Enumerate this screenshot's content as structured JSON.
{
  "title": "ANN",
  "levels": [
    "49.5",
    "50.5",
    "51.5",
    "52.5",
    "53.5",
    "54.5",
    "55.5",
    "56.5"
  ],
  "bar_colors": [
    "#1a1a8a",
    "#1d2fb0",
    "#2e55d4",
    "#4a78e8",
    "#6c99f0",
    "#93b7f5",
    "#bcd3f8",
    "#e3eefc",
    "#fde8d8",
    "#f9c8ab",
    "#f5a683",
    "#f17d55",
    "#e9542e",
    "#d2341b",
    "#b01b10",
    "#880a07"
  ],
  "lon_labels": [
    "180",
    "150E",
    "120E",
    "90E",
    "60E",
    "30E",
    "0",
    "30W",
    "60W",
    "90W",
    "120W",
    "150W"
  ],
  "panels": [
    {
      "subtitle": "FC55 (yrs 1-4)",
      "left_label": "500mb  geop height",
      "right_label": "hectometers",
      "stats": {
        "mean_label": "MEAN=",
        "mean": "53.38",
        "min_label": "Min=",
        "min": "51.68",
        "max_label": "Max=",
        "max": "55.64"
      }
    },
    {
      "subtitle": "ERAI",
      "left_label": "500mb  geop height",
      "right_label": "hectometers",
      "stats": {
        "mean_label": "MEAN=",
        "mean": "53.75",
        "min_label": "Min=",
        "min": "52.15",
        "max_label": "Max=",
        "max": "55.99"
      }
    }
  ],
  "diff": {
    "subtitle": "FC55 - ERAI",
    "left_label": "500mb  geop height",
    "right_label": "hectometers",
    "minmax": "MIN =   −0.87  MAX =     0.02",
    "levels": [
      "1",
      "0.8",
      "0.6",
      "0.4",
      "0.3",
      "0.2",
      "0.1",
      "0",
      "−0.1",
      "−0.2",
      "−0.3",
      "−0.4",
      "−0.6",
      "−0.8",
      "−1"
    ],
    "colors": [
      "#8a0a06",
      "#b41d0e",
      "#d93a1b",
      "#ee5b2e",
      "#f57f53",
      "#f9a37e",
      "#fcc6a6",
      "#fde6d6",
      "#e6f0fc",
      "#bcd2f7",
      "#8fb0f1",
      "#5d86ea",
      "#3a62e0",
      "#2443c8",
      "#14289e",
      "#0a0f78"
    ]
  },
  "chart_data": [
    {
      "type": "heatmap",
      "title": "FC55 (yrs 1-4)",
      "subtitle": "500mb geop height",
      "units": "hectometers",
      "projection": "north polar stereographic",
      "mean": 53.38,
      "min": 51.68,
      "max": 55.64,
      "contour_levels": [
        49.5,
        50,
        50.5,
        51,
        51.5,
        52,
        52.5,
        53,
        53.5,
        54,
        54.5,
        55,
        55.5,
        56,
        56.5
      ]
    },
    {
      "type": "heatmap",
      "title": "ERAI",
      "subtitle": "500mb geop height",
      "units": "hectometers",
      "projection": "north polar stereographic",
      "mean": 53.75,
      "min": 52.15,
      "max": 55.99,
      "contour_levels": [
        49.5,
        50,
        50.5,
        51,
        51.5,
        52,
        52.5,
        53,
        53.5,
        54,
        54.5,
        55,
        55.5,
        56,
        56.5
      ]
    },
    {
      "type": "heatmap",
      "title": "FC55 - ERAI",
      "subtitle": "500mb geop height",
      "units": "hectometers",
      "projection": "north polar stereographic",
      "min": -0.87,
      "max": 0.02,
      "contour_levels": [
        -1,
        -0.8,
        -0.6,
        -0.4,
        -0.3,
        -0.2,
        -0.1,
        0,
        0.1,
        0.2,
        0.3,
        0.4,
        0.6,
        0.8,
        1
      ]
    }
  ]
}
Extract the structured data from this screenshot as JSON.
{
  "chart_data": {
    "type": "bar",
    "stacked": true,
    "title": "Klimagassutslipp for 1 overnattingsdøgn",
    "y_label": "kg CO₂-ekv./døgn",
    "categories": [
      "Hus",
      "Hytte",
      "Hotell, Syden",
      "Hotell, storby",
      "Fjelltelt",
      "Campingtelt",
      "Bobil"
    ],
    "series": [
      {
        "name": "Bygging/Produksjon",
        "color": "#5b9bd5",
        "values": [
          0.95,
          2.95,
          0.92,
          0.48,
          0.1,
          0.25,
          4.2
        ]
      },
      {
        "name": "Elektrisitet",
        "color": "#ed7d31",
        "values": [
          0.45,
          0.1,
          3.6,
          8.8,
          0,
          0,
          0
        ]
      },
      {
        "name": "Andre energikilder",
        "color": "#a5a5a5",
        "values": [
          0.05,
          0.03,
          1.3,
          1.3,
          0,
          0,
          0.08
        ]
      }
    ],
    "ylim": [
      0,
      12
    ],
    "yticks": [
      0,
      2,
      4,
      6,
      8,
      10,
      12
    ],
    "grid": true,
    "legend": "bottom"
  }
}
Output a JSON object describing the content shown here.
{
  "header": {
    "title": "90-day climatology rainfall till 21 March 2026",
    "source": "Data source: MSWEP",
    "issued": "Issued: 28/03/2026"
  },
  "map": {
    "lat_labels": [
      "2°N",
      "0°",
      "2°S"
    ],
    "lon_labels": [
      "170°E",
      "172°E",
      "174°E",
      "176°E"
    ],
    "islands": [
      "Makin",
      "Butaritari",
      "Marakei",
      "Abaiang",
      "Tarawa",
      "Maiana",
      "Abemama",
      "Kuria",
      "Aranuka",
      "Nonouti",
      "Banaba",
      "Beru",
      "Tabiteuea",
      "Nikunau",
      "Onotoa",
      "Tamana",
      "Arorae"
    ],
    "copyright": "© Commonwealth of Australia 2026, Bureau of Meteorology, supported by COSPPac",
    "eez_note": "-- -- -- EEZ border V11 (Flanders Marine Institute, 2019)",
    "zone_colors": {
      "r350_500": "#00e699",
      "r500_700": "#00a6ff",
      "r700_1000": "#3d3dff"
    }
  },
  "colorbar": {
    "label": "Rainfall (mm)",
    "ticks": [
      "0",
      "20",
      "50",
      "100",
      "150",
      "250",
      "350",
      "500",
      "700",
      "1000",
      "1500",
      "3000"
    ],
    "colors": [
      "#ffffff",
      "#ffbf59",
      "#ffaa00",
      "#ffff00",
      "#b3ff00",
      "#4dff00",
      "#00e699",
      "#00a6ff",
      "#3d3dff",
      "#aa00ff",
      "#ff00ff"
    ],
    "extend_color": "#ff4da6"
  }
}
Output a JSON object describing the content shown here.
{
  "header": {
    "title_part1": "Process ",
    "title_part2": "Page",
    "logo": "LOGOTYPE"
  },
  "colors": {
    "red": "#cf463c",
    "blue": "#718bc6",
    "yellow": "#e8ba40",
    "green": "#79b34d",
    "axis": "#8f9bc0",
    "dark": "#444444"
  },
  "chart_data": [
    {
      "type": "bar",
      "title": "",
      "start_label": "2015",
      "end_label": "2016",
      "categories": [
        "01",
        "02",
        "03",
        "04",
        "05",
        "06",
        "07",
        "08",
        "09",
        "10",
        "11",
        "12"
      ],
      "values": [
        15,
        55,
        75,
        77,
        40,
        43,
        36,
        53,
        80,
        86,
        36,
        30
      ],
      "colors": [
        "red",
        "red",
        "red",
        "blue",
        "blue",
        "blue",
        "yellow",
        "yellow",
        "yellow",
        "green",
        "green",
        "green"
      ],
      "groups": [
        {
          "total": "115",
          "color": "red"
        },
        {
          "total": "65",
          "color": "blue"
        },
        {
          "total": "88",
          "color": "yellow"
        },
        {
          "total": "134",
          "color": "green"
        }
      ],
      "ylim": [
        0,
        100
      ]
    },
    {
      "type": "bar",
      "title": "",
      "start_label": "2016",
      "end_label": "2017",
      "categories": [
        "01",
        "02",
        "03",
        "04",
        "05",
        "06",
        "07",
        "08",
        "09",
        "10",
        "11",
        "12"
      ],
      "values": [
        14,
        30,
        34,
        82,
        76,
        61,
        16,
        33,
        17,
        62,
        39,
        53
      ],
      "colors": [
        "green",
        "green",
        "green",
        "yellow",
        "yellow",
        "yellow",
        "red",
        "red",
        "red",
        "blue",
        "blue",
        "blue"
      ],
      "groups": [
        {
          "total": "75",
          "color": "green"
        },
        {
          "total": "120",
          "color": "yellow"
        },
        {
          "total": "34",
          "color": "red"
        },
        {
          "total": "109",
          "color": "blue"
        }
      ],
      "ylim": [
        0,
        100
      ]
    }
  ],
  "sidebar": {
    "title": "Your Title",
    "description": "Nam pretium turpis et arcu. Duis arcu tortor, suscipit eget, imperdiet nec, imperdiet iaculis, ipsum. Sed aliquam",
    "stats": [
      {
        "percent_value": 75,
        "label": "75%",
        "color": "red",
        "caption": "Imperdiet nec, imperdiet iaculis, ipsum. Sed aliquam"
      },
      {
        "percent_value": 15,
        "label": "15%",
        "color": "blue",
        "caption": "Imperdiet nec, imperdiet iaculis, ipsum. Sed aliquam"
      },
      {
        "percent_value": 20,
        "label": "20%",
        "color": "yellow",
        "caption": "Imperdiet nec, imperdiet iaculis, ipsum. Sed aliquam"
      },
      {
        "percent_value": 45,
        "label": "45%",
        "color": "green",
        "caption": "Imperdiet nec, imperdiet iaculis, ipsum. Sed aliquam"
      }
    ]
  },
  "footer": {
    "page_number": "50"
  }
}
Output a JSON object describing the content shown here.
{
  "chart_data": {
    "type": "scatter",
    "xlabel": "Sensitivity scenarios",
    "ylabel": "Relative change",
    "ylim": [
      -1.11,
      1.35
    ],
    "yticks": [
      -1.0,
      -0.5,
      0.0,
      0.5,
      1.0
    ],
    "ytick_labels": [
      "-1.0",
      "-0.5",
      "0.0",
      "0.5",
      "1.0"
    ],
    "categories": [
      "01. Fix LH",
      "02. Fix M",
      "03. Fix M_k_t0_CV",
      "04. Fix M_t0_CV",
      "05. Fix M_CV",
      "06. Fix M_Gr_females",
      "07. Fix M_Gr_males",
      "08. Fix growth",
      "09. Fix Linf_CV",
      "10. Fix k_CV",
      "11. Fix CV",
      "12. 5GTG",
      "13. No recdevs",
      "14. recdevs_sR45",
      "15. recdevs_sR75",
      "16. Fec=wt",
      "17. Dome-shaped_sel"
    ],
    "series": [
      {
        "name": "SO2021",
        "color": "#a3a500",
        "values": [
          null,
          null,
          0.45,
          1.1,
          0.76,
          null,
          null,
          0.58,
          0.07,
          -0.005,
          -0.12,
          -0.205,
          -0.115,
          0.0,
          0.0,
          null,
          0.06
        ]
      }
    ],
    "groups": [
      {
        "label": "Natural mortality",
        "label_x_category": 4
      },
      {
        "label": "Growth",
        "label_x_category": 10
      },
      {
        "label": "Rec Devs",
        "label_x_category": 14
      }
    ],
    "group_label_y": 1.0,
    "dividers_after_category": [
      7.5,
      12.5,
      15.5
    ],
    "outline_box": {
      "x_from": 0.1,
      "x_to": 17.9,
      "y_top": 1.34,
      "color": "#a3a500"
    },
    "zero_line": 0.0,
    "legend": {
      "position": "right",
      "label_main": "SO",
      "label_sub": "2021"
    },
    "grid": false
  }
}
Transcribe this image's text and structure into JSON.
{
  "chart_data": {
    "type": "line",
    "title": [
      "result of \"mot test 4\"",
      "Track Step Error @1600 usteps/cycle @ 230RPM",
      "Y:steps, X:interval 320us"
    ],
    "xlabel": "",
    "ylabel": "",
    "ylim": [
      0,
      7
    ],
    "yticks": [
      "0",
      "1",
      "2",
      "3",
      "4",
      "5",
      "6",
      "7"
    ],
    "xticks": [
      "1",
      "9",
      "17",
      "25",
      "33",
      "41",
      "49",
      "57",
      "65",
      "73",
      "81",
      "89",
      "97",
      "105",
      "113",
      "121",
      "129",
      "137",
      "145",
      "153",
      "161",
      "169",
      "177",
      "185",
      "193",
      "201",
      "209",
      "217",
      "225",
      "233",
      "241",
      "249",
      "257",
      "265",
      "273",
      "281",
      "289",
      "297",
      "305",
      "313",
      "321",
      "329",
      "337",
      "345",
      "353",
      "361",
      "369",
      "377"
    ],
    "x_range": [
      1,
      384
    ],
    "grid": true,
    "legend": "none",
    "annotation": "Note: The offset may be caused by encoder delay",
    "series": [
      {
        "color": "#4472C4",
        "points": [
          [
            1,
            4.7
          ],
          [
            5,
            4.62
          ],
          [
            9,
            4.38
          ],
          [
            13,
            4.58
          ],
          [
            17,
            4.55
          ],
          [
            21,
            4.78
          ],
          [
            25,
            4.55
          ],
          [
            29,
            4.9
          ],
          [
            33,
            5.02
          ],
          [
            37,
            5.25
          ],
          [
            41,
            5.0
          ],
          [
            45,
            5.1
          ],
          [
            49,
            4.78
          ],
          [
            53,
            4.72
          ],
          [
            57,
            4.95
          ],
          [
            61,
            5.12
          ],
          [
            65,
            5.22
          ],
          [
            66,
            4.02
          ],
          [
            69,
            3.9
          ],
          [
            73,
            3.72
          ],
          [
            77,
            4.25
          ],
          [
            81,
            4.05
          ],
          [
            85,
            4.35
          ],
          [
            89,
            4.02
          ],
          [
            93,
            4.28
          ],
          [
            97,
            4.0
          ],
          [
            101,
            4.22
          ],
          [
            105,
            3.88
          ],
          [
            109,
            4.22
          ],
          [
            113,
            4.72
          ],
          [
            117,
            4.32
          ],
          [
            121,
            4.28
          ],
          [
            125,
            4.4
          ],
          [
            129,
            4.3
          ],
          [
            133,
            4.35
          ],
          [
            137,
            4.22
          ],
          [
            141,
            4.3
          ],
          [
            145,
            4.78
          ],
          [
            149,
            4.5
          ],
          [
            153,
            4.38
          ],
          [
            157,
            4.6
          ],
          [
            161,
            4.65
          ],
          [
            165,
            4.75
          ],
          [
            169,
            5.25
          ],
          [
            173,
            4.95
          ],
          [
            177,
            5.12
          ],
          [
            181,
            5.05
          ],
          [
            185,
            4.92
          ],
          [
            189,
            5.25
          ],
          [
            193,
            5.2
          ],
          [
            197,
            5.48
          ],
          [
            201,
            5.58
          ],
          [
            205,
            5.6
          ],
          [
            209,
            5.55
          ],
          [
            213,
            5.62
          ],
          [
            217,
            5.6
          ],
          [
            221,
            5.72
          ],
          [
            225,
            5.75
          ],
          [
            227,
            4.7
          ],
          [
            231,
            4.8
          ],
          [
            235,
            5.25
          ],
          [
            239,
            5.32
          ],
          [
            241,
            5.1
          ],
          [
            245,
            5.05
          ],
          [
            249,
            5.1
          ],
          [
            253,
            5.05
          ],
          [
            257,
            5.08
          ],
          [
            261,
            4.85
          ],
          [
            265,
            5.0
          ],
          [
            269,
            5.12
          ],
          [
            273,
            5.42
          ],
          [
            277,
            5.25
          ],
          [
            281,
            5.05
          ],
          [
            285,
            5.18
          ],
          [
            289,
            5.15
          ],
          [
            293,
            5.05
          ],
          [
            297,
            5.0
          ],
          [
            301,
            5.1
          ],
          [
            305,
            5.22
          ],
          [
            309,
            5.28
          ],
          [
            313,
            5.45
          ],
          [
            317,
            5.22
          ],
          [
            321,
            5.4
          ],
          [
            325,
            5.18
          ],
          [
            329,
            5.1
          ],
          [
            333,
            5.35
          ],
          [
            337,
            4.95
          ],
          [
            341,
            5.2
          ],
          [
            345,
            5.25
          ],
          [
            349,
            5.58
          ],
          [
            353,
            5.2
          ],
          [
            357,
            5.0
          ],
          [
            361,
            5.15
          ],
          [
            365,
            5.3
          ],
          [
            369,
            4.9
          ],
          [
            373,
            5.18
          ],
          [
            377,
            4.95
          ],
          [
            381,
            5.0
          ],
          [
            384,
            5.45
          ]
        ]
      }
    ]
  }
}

[AIM OF THE TASK] Looking at the listing above, how many of its lines contain the string "this"? Give the number alone.

[ANSWER TO THE EXERCISE] 3